▶ Source records
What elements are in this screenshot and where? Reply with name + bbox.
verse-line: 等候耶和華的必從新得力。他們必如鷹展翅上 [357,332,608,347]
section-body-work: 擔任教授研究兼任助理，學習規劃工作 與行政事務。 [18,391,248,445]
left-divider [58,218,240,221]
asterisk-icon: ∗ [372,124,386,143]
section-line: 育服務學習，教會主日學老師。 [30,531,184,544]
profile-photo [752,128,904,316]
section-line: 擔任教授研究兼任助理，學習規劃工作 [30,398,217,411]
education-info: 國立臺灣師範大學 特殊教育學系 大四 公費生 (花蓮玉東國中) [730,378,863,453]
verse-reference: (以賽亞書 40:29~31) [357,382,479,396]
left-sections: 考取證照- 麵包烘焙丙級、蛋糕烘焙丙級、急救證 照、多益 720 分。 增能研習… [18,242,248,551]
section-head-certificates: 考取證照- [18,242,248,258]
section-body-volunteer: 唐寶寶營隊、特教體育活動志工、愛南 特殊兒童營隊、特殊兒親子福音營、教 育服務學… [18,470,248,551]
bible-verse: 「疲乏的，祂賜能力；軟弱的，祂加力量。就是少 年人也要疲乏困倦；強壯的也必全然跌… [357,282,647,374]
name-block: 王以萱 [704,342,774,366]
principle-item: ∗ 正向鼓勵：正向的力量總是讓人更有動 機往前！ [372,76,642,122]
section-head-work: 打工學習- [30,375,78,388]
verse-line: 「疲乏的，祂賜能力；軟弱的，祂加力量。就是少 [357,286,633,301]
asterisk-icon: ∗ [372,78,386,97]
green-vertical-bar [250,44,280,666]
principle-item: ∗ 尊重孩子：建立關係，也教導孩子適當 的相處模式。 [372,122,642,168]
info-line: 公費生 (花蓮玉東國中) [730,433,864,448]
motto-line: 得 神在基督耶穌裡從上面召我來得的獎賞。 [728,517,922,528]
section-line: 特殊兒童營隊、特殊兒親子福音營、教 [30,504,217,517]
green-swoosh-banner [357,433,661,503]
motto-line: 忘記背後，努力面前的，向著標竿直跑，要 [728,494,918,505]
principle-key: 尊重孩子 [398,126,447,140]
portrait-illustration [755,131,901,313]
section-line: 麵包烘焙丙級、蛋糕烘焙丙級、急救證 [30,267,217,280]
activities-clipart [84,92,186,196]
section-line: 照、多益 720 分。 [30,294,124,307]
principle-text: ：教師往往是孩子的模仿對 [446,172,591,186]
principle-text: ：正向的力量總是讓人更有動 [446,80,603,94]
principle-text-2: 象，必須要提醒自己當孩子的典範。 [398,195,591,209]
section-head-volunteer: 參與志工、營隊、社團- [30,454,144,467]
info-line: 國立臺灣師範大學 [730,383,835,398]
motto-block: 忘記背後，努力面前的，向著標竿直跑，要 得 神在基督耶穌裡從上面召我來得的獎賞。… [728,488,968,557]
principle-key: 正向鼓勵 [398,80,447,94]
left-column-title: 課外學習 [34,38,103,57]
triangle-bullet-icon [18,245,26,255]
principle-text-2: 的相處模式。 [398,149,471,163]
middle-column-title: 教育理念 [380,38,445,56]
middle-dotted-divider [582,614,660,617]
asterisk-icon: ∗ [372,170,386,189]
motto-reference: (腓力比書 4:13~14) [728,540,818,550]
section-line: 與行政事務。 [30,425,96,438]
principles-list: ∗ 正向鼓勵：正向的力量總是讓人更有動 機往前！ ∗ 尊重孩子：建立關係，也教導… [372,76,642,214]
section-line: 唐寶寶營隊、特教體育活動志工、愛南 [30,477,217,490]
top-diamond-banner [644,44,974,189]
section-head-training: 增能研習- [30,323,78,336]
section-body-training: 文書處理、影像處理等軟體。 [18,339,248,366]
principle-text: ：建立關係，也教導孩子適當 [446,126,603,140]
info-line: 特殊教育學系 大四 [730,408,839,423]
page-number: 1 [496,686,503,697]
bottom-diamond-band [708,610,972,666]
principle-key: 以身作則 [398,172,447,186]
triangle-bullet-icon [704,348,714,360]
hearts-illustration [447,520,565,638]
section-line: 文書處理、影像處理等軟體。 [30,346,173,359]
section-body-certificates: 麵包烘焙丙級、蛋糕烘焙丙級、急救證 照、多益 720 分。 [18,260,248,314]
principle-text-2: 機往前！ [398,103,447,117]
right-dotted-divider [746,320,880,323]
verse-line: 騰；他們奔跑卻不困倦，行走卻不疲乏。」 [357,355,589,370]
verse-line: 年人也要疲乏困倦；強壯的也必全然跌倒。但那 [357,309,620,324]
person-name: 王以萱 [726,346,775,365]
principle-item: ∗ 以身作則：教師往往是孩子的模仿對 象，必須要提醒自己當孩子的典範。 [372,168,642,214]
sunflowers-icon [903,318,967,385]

▶ What is being asked
Copy every item above word for word, keeping each line the same as it appears.

▶ Result of this exercise
What elements are in this screenshot and where? Reply with name + bbox.
verse-line: 等候耶和華的必從新得力。他們必如鷹展翅上 [357,332,608,347]
section-body-work: 擔任教授研究兼任助理，學習規劃工作 與行政事務。 [18,391,248,445]
left-divider [58,218,240,221]
asterisk-icon: ∗ [372,124,386,143]
section-line: 育服務學習，教會主日學老師。 [30,531,184,544]
profile-photo [752,128,904,316]
section-line: 擔任教授研究兼任助理，學習規劃工作 [30,398,217,411]
education-info: 國立臺灣師範大學 特殊教育學系 大四 公費生 (花蓮玉東國中) [730,378,863,453]
verse-reference: (以賽亞書 40:29~31) [357,382,479,396]
left-sections: 考取證照- 麵包烘焙丙級、蛋糕烘焙丙級、急救證 照、多益 720 分。 增能研習… [18,242,248,551]
section-head-certificates: 考取證照- [18,242,248,258]
section-body-volunteer: 唐寶寶營隊、特教體育活動志工、愛南 特殊兒童營隊、特殊兒親子福音營、教 育服務學… [18,470,248,551]
bible-verse: 「疲乏的，祂賜能力；軟弱的，祂加力量。就是少 年人也要疲乏困倦；強壯的也必全然跌… [357,282,647,374]
name-block: 王以萱 [704,342,774,366]
principle-item: ∗ 正向鼓勵：正向的力量總是讓人更有動 機往前！ [372,76,642,122]
section-head-work: 打工學習- [30,375,78,388]
verse-line: 「疲乏的，祂賜能力；軟弱的，祂加力量。就是少 [357,286,633,301]
asterisk-icon: ∗ [372,78,386,97]
green-vertical-bar [250,44,280,666]
principle-item: ∗ 尊重孩子：建立關係，也教導孩子適當 的相處模式。 [372,122,642,168]
info-line: 公費生 (花蓮玉東國中) [730,433,864,448]
motto-line: 得 神在基督耶穌裡從上面召我來得的獎賞。 [728,517,922,528]
section-line: 特殊兒童營隊、特殊兒親子福音營、教 [30,504,217,517]
green-swoosh-banner [357,433,661,503]
motto-line: 忘記背後，努力面前的，向著標竿直跑，要 [728,494,918,505]
principle-key: 尊重孩子 [398,126,447,140]
portrait-illustration [755,131,901,313]
section-line: 麵包烘焙丙級、蛋糕烘焙丙級、急救證 [30,267,217,280]
activities-clipart [84,92,186,196]
section-line: 照、多益 720 分。 [30,294,124,307]
principle-text: ：教師往往是孩子的模仿對 [446,172,591,186]
principle-text: ：正向的力量總是讓人更有動 [446,80,603,94]
principle-text-2: 象，必須要提醒自己當孩子的典範。 [398,195,591,209]
section-head-volunteer: 參與志工、營隊、社團- [30,454,144,467]
info-line: 國立臺灣師範大學 [730,383,835,398]
motto-block: 忘記背後，努力面前的，向著標竿直跑，要 得 神在基督耶穌裡從上面召我來得的獎賞。… [728,488,968,557]
principle-key: 正向鼓勵 [398,80,447,94]
left-column-title: 課外學習 [34,38,103,57]
triangle-bullet-icon [18,245,26,255]
principle-text-2: 的相處模式。 [398,149,471,163]
middle-column-title: 教育理念 [380,38,445,56]
middle-dotted-divider [582,614,660,617]
asterisk-icon: ∗ [372,170,386,189]
motto-reference: (腓力比書 4:13~14) [728,540,818,550]
section-line: 與行政事務。 [30,425,96,438]
principles-list: ∗ 正向鼓勵：正向的力量總是讓人更有動 機往前！ ∗ 尊重孩子：建立關係，也教導… [372,76,642,214]
section-line: 唐寶寶營隊、特教體育活動志工、愛南 [30,477,217,490]
top-diamond-banner [644,44,974,189]
section-head-training: 增能研習- [30,323,78,336]
section-body-training: 文書處理、影像處理等軟體。 [18,339,248,366]
principle-text: ：建立關係，也教導孩子適當 [446,126,603,140]
info-line: 特殊教育學系 大四 [730,408,839,423]
page-number: 1 [496,686,503,697]
bottom-diamond-band [708,610,972,666]
principle-key: 以身作則 [398,172,447,186]
triangle-bullet-icon [704,348,714,360]
hearts-illustration [447,520,565,638]
section-line: 文書處理、影像處理等軟體。 [30,346,173,359]
section-body-certificates: 麵包烘焙丙級、蛋糕烘焙丙級、急救證 照、多益 720 分。 [18,260,248,314]
principle-text-2: 機往前！ [398,103,447,117]
right-dotted-divider [746,320,880,323]
verse-line: 騰；他們奔跑卻不困倦，行走卻不疲乏。」 [357,355,589,370]
verse-line: 年人也要疲乏困倦；強壯的也必全然跌倒。但那 [357,309,620,324]
person-name: 王以萱 [726,346,775,365]
principle-item: ∗ 以身作則：教師往往是孩子的模仿對 象，必須要提醒自己當孩子的典範。 [372,168,642,214]
sunflowers-icon [903,318,967,385]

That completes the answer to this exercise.